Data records
------------------------------------
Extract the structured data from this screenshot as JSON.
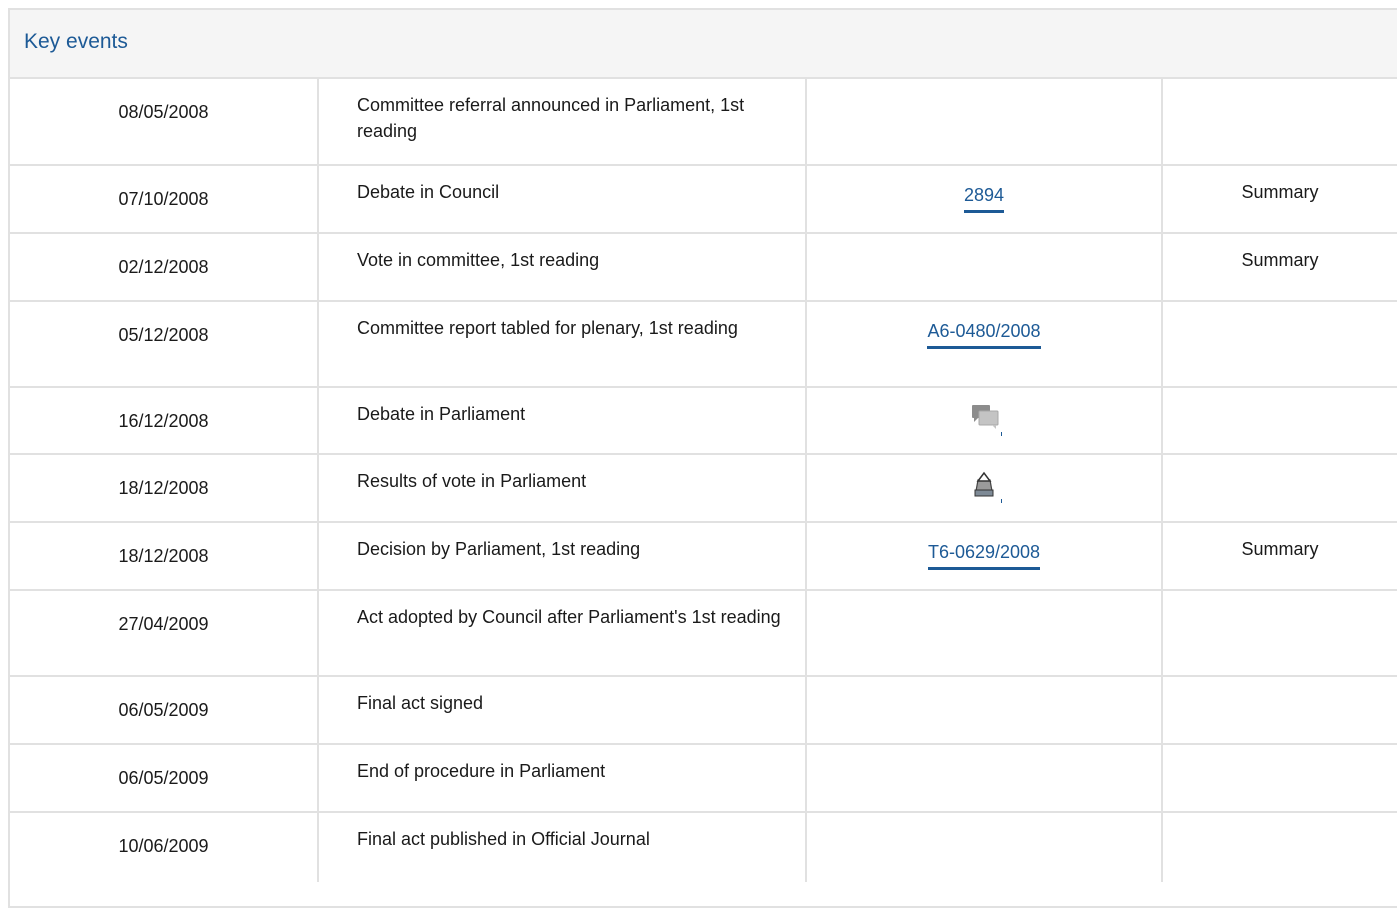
{
  "panel": {
    "title": "Key events"
  },
  "rows": [
    {
      "date": "08/05/2008",
      "event": "Committee referral announced in Parliament, 1st reading",
      "ref": "",
      "summary": ""
    },
    {
      "date": "07/10/2008",
      "event": "Debate in Council",
      "ref": "2894",
      "summary": "Summary"
    },
    {
      "date": "02/12/2008",
      "event": "Vote in committee, 1st reading",
      "ref": "",
      "summary": "Summary"
    },
    {
      "date": "05/12/2008",
      "event": "Committee report tabled for plenary, 1st reading",
      "ref": "A6-0480/2008",
      "summary": ""
    },
    {
      "date": "16/12/2008",
      "event": "Debate in Parliament",
      "ref_icon": "debate-speech-bubbles-icon",
      "summary": ""
    },
    {
      "date": "18/12/2008",
      "event": "Results of vote in Parliament",
      "ref_icon": "ballot-box-vote-icon",
      "summary": ""
    },
    {
      "date": "18/12/2008",
      "event": "Decision by Parliament, 1st reading",
      "ref": "T6-0629/2008",
      "summary": "Summary"
    },
    {
      "date": "27/04/2009",
      "event": "Act adopted by Council after Parliament's 1st reading",
      "ref": "",
      "summary": ""
    },
    {
      "date": "06/05/2009",
      "event": "Final act signed",
      "ref": "",
      "summary": ""
    },
    {
      "date": "06/05/2009",
      "event": "End of procedure in Parliament",
      "ref": "",
      "summary": ""
    },
    {
      "date": "10/06/2009",
      "event": "Final act published in Official Journal",
      "ref": "",
      "summary": ""
    }
  ],
  "colors": {
    "link": "#1d5a96",
    "header_bg": "#f5f5f5",
    "border": "#e1e1e1"
  }
}
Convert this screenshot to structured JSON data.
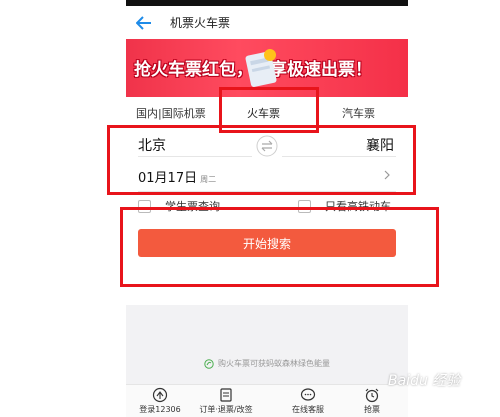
{
  "nav": {
    "title": "机票火车票"
  },
  "banner": {
    "text": "抢火车票红包，乐享极速出票！"
  },
  "tabs": [
    {
      "label": "国内|国际机票"
    },
    {
      "label": "火车票"
    },
    {
      "label": "汽车票"
    }
  ],
  "form": {
    "from_city": "北京",
    "to_city": "襄阳",
    "date": "01月17日",
    "weekday": "周二",
    "student_option": "学生票查询",
    "highspeed_option": "只看高铁动车",
    "search_button": "开始搜索"
  },
  "hint": "购火车票可获蚂蚁森林绿色能量",
  "bottom": [
    {
      "label": "登录12306"
    },
    {
      "label": "订单·退票/改签"
    },
    {
      "label": "在线客服"
    },
    {
      "label": "抢票"
    }
  ],
  "watermark": "Baidu 经验",
  "colors": {
    "accent": "#f35a3e",
    "highlight": "#e8141b",
    "banner": "#f0334a"
  }
}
------------------------------------
- [Goal]
Quote the entries in full. Any image among them is to be omitted from the copy.

- [Worked solution]
Extract the structured data from this screenshot as JSON.
{
  "panel": {
    "title": "Key events"
  },
  "rows": [
    {
      "date": "08/05/2008",
      "event": "Committee referral announced in Parliament, 1st reading",
      "ref": "",
      "summary": ""
    },
    {
      "date": "07/10/2008",
      "event": "Debate in Council",
      "ref": "2894",
      "summary": "Summary"
    },
    {
      "date": "02/12/2008",
      "event": "Vote in committee, 1st reading",
      "ref": "",
      "summary": "Summary"
    },
    {
      "date": "05/12/2008",
      "event": "Committee report tabled for plenary, 1st reading",
      "ref": "A6-0480/2008",
      "summary": ""
    },
    {
      "date": "16/12/2008",
      "event": "Debate in Parliament",
      "ref_icon": "debate-speech-bubbles-icon",
      "summary": ""
    },
    {
      "date": "18/12/2008",
      "event": "Results of vote in Parliament",
      "ref_icon": "ballot-box-vote-icon",
      "summary": ""
    },
    {
      "date": "18/12/2008",
      "event": "Decision by Parliament, 1st reading",
      "ref": "T6-0629/2008",
      "summary": "Summary"
    },
    {
      "date": "27/04/2009",
      "event": "Act adopted by Council after Parliament's 1st reading",
      "ref": "",
      "summary": ""
    },
    {
      "date": "06/05/2009",
      "event": "Final act signed",
      "ref": "",
      "summary": ""
    },
    {
      "date": "06/05/2009",
      "event": "End of procedure in Parliament",
      "ref": "",
      "summary": ""
    },
    {
      "date": "10/06/2009",
      "event": "Final act published in Official Journal",
      "ref": "",
      "summary": ""
    }
  ],
  "colors": {
    "link": "#1d5a96",
    "header_bg": "#f5f5f5",
    "border": "#e1e1e1"
  }
}
Convert this screenshot to structured JSON data.
{
  "nav": {
    "title": "机票火车票"
  },
  "banner": {
    "text": "抢火车票红包，乐享极速出票！"
  },
  "tabs": [
    {
      "label": "国内|国际机票"
    },
    {
      "label": "火车票"
    },
    {
      "label": "汽车票"
    }
  ],
  "form": {
    "from_city": "北京",
    "to_city": "襄阳",
    "date": "01月17日",
    "weekday": "周二",
    "student_option": "学生票查询",
    "highspeed_option": "只看高铁动车",
    "search_button": "开始搜索"
  },
  "hint": "购火车票可获蚂蚁森林绿色能量",
  "bottom": [
    {
      "label": "登录12306"
    },
    {
      "label": "订单·退票/改签"
    },
    {
      "label": "在线客服"
    },
    {
      "label": "抢票"
    }
  ],
  "watermark": "Baidu 经验",
  "colors": {
    "accent": "#f35a3e",
    "highlight": "#e8141b",
    "banner": "#f0334a"
  }
}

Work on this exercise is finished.